Request:
Set out every line of the listing below as a Markdown table with two columns, Row and Line, numbering the rows and skipping any blank lines. Leave the pictures out of your answer.

Input data:
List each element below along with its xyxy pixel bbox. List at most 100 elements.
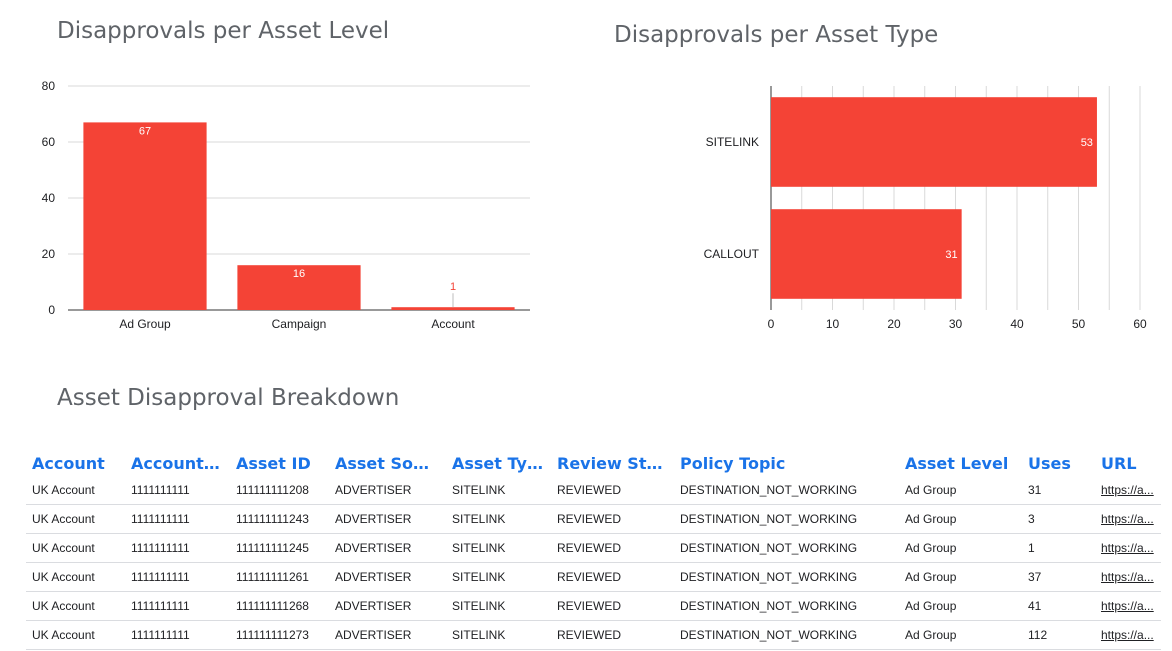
asset-level-bar-chart: 0 20 40 60 80 67 Ad Group 16 Campaign 1 Account xyxy=(42,79,530,331)
y-tick-label: 80 xyxy=(42,79,56,93)
table-cell: ADVERTISER xyxy=(329,591,446,621)
asset-type-bar-chart: 0 10 20 30 40 50 60 53 SITELINK 31 CALLOUT xyxy=(704,86,1147,331)
x-tick-label: 0 xyxy=(768,317,775,331)
table-cell: REVIEWED xyxy=(551,504,674,534)
column-header[interactable]: Asset Level xyxy=(899,447,1022,476)
table-cell: 3 xyxy=(1022,504,1095,534)
table-cell: Ad Group xyxy=(899,591,1022,621)
table-row: UK Account 1111111111 111111111243 ADVERTIS… xyxy=(26,504,1161,534)
column-header[interactable]: Review Stat... xyxy=(551,447,674,476)
url-link[interactable]: https://a... xyxy=(1095,562,1161,592)
x-tick-label: 10 xyxy=(826,317,840,331)
table-cell: 1111111111 xyxy=(125,533,230,563)
table-cell: UK Account xyxy=(26,620,125,650)
table-row: UK Account 1111111111 111111111245 ADVERTIS… xyxy=(26,533,1161,563)
x-tick-label: 20 xyxy=(887,317,901,331)
table-row: UK Account 1111111111 111111111268 ADVERTIS… xyxy=(26,591,1161,621)
table-cell: Ad Group xyxy=(899,620,1022,650)
column-header[interactable]: Account I... xyxy=(125,447,230,476)
table-cell: 111111111261 xyxy=(230,562,329,592)
column-header[interactable]: Account xyxy=(26,447,125,476)
table-cell: REVIEWED xyxy=(551,533,674,563)
table-cell: Ad Group xyxy=(899,562,1022,592)
url-link[interactable]: https://a... xyxy=(1095,620,1161,650)
x-tick-label: 50 xyxy=(1072,317,1086,331)
y-tick-label: CALLOUT xyxy=(704,247,760,261)
table-cell: UK Account xyxy=(26,504,125,534)
table-cell: ADVERTISER xyxy=(329,533,446,563)
table-cell: SITELINK xyxy=(446,562,551,592)
data-label: 16 xyxy=(293,268,305,280)
table-cell: DESTINATION_NOT_WORKING xyxy=(674,476,899,505)
column-header[interactable]: Policy Topic xyxy=(674,447,899,476)
table-cell: DESTINATION_NOT_WORKING xyxy=(674,562,899,592)
column-header[interactable]: Asset Sour... xyxy=(329,447,446,476)
table-cell: REVIEWED xyxy=(551,620,674,650)
column-header[interactable]: Asset Typ... xyxy=(446,447,551,476)
bar xyxy=(83,122,207,311)
data-label: 53 xyxy=(1081,137,1093,149)
column-header[interactable]: Asset ID xyxy=(230,447,329,476)
table-cell: UK Account xyxy=(26,533,125,563)
table-cell: REVIEWED xyxy=(551,476,674,505)
data-label: 1 xyxy=(450,281,456,293)
table-cell: Ad Group xyxy=(899,533,1022,563)
x-tick-label: Ad Group xyxy=(119,317,171,331)
table-cell: 1111111111 xyxy=(125,562,230,592)
table-cell: SITELINK xyxy=(446,591,551,621)
y-tick-label: 40 xyxy=(42,191,56,205)
table-cell: REVIEWED xyxy=(551,562,674,592)
table-cell: SITELINK xyxy=(446,476,551,505)
data-label: 31 xyxy=(945,249,957,261)
table-cell: ADVERTISER xyxy=(329,620,446,650)
x-tick-label: 60 xyxy=(1133,317,1147,331)
table-cell: 1111111111 xyxy=(125,620,230,650)
bar xyxy=(771,209,962,299)
table-row: UK Account 1111111111 111111111261 ADVERTIS… xyxy=(26,562,1161,592)
table-cell: UK Account xyxy=(26,476,125,505)
table-cell: 111111111273 xyxy=(230,620,329,650)
table-cell: 1 xyxy=(1022,533,1095,563)
table-cell: Ad Group xyxy=(899,476,1022,505)
x-tick-label: 40 xyxy=(1010,317,1024,331)
table-header-row: Account Account I... Asset ID Asset Sour...… xyxy=(26,447,1161,476)
table-cell: 37 xyxy=(1022,562,1095,592)
y-tick-label: 60 xyxy=(42,135,56,149)
bar xyxy=(771,97,1097,187)
url-link[interactable]: https://a... xyxy=(1095,591,1161,621)
column-header[interactable]: URL xyxy=(1095,447,1161,476)
breakdown-table-title: Asset Disapproval Breakdown xyxy=(57,385,400,411)
table-cell: DESTINATION_NOT_WORKING xyxy=(674,591,899,621)
url-link[interactable]: https://a... xyxy=(1095,533,1161,563)
y-tick-label: SITELINK xyxy=(706,135,759,149)
table-cell: 1111111111 xyxy=(125,476,230,505)
table-cell: SITELINK xyxy=(446,620,551,650)
url-link[interactable]: https://a... xyxy=(1095,504,1161,534)
table-cell: DESTINATION_NOT_WORKING xyxy=(674,620,899,650)
url-link[interactable]: https://a... xyxy=(1095,476,1161,505)
table-cell: REVIEWED xyxy=(551,591,674,621)
table-cell: SITELINK xyxy=(446,533,551,563)
table-cell: Ad Group xyxy=(899,504,1022,534)
data-label: 67 xyxy=(139,125,151,137)
table-cell: 1111111111 xyxy=(125,504,230,534)
table-cell: DESTINATION_NOT_WORKING xyxy=(674,504,899,534)
x-tick-label: 30 xyxy=(949,317,963,331)
table-cell: SITELINK xyxy=(446,504,551,534)
table-cell: ADVERTISER xyxy=(329,504,446,534)
table-cell: 111111111245 xyxy=(230,533,329,563)
table-cell: 112 xyxy=(1022,620,1095,650)
table-row: UK Account 1111111111 111111111208 ADVERTIS… xyxy=(26,476,1161,505)
asset-disapproval-table: Account Account I... Asset ID Asset Sour...… xyxy=(26,447,1161,650)
asset-level-chart-title: Disapprovals per Asset Level xyxy=(57,18,390,44)
bar xyxy=(391,307,515,310)
table-cell: UK Account xyxy=(26,591,125,621)
table-cell: 41 xyxy=(1022,591,1095,621)
table-cell: 111111111268 xyxy=(230,591,329,621)
table-cell: 1111111111 xyxy=(125,591,230,621)
table-cell: ADVERTISER xyxy=(329,562,446,592)
table-cell: ADVERTISER xyxy=(329,476,446,505)
table-cell: 111111111243 xyxy=(230,504,329,534)
asset-type-chart-title: Disapprovals per Asset Type xyxy=(614,22,939,48)
column-header[interactable]: Uses xyxy=(1022,447,1095,476)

Exercise result:
| Row | Line |
|---|---|
| 1 | List each element below along with its xyxy pixel bbox. List at most 100 elements. |
| 2 | asset-level-bar-chart: 0 20 40 60 80 67 Ad Group 16 Campaign 1 Account xyxy=(42,79,530,331) |
| 3 | y-tick-label: 80 xyxy=(42,79,56,93) |
| 4 | table-cell: ADVERTISER xyxy=(329,591,446,621) |
| 5 | asset-type-bar-chart: 0 10 20 30 40 50 60 53 SITELINK 31 CALLOUT xyxy=(704,86,1147,331) |
| 6 | x-tick-label: 0 xyxy=(768,317,775,331) |
| 7 | table-cell: REVIEWED xyxy=(551,504,674,534) |
| 8 | column-header[interactable]: Asset Level xyxy=(899,447,1022,476) |
| 9 | table-cell: 3 xyxy=(1022,504,1095,534) |
| 10 | table-cell: Ad Group xyxy=(899,591,1022,621) |
| 11 | table-row: UK Account 1111111111 111111111243 ADVERTIS… xyxy=(26,504,1161,534) |
| 12 | column-header[interactable]: Review Stat... xyxy=(551,447,674,476) |
| 13 | url-link[interactable]: https://a... xyxy=(1095,562,1161,592) |
| 14 | x-tick-label: 10 xyxy=(826,317,840,331) |
| 15 | table-cell: 1111111111 xyxy=(125,533,230,563) |
| 16 | table-cell: UK Account xyxy=(26,620,125,650) |
| 17 | table-row: UK Account 1111111111 111111111245 ADVERTIS… xyxy=(26,533,1161,563) |
| 18 | x-tick-label: 20 xyxy=(887,317,901,331) |
| 19 | table-row: UK Account 1111111111 111111111268 ADVERTIS… xyxy=(26,591,1161,621) |
| 20 | table-cell: Ad Group xyxy=(899,620,1022,650) |
| 21 | column-header[interactable]: Account I... xyxy=(125,447,230,476) |
| 22 | table-cell: 111111111261 xyxy=(230,562,329,592) |
| 23 | column-header[interactable]: Account xyxy=(26,447,125,476) |
| 24 | table-cell: REVIEWED xyxy=(551,533,674,563) |
| 25 | table-cell: Ad Group xyxy=(899,562,1022,592) |
| 26 | url-link[interactable]: https://a... xyxy=(1095,620,1161,650) |
| 27 | x-tick-label: 50 xyxy=(1072,317,1086,331) |
| 28 | y-tick-label: CALLOUT xyxy=(704,247,760,261) |
| 29 | table-cell: UK Account xyxy=(26,504,125,534) |
| 30 | table-cell: ADVERTISER xyxy=(329,533,446,563) |
| 31 | table-cell: SITELINK xyxy=(446,562,551,592) |
| 32 | data-label: 16 xyxy=(293,268,305,280) |
| 33 | table-cell: DESTINATION_NOT_WORKING xyxy=(674,476,899,505) |
| 34 | column-header[interactable]: Policy Topic xyxy=(674,447,899,476) |
| 35 | table-cell: DESTINATION_NOT_WORKING xyxy=(674,562,899,592) |
| 36 | column-header[interactable]: Asset Sour... xyxy=(329,447,446,476) |
| 37 | table-cell: REVIEWED xyxy=(551,620,674,650) |
| 38 | column-header[interactable]: Asset Typ... xyxy=(446,447,551,476) |
| 39 | bar xyxy=(83,122,207,311) |
| 40 | data-label: 53 xyxy=(1081,137,1093,149) |
| 41 | column-header[interactable]: Asset ID xyxy=(230,447,329,476) |
| 42 | table-cell: UK Account xyxy=(26,533,125,563) |
| 43 | table-cell: REVIEWED xyxy=(551,476,674,505) |
| 44 | data-label: 1 xyxy=(450,281,456,293) |
| 45 | table-cell: Ad Group xyxy=(899,533,1022,563) |
| 46 | x-tick-label: Ad Group xyxy=(119,317,171,331) |
| 47 | table-cell: 1111111111 xyxy=(125,562,230,592) |
| 48 | table-cell: SITELINK xyxy=(446,591,551,621) |
| 49 | y-tick-label: 40 xyxy=(42,191,56,205) |
| 50 | table-cell: REVIEWED xyxy=(551,562,674,592) |
| 51 | table-cell: SITELINK xyxy=(446,476,551,505) |
| 52 | data-label: 31 xyxy=(945,249,957,261) |
| 53 | table-cell: ADVERTISER xyxy=(329,620,446,650) |
| 54 | x-tick-label: 60 xyxy=(1133,317,1147,331) |
| 55 | table-cell: 1111111111 xyxy=(125,620,230,650) |
| 56 | bar xyxy=(771,209,962,299) |
| 57 | table-row: UK Account 1111111111 111111111261 ADVERTIS… xyxy=(26,562,1161,592) |
| 58 | table-cell: UK Account xyxy=(26,476,125,505) |
| 59 | table-cell: 111111111273 xyxy=(230,620,329,650) |
| 60 | table-cell: 1 xyxy=(1022,533,1095,563) |
| 61 | table-cell: Ad Group xyxy=(899,476,1022,505) |
| 62 | x-tick-label: 40 xyxy=(1010,317,1024,331) |
| 63 | table-header-row: Account Account I... Asset ID Asset Sour...… xyxy=(26,447,1161,476) |
| 64 | table-cell: 37 xyxy=(1022,562,1095,592) |
| 65 | y-tick-label: 60 xyxy=(42,135,56,149) |
| 66 | bar xyxy=(771,97,1097,187) |
| 67 | url-link[interactable]: https://a... xyxy=(1095,591,1161,621) |
| 68 | column-header[interactable]: URL xyxy=(1095,447,1161,476) |
| 69 | breakdown-table-title: Asset Disapproval Breakdown xyxy=(57,385,400,411) |
| 70 | table-cell: DESTINATION_NOT_WORKING xyxy=(674,591,899,621) |
| 71 | url-link[interactable]: https://a... xyxy=(1095,533,1161,563) |
| 72 | y-tick-label: SITELINK xyxy=(706,135,759,149) |
| 73 | table-cell: 1111111111 xyxy=(125,476,230,505) |
| 74 | table-cell: SITELINK xyxy=(446,620,551,650) |
| 75 | url-link[interactable]: https://a... xyxy=(1095,504,1161,534) |
| 76 | table-cell: DESTINATION_NOT_WORKING xyxy=(674,620,899,650) |
| 77 | url-link[interactable]: https://a... xyxy=(1095,476,1161,505) |
| 78 | table-cell: REVIEWED xyxy=(551,591,674,621) |
| 79 | table-cell: SITELINK xyxy=(446,533,551,563) |
| 80 | table-cell: Ad Group xyxy=(899,504,1022,534) |
| 81 | data-label: 67 xyxy=(139,125,151,137) |
| 82 | table-cell: 1111111111 xyxy=(125,504,230,534) |
| 83 | table-cell: DESTINATION_NOT_WORKING xyxy=(674,504,899,534) |
| 84 | x-tick-label: 30 xyxy=(949,317,963,331) |
| 85 | table-cell: SITELINK xyxy=(446,504,551,534) |
| 86 | table-cell: ADVERTISER xyxy=(329,504,446,534) |
| 87 | table-cell: 111111111245 xyxy=(230,533,329,563) |
| 88 | table-cell: 112 xyxy=(1022,620,1095,650) |
| 89 | table-row: UK Account 1111111111 111111111208 ADVERTIS… xyxy=(26,476,1161,505) |
| 90 | asset-disapproval-table: Account Account I... Asset ID Asset Sour...… xyxy=(26,447,1161,650) |
| 91 | asset-level-chart-title: Disapprovals per Asset Level xyxy=(57,18,390,44) |
| 92 | bar xyxy=(391,307,515,310) |
| 93 | table-cell: UK Account xyxy=(26,591,125,621) |
| 94 | table-cell: 41 xyxy=(1022,591,1095,621) |
| 95 | table-cell: 111111111268 xyxy=(230,591,329,621) |
| 96 | table-cell: 1111111111 xyxy=(125,591,230,621) |
| 97 | table-cell: ADVERTISER xyxy=(329,562,446,592) |
| 98 | table-cell: ADVERTISER xyxy=(329,476,446,505) |
| 99 | table-cell: 111111111243 xyxy=(230,504,329,534) |
| 100 | asset-type-chart-title: Disapprovals per Asset Type xyxy=(614,22,939,48) |
| 101 | column-header[interactable]: Uses xyxy=(1022,447,1095,476) |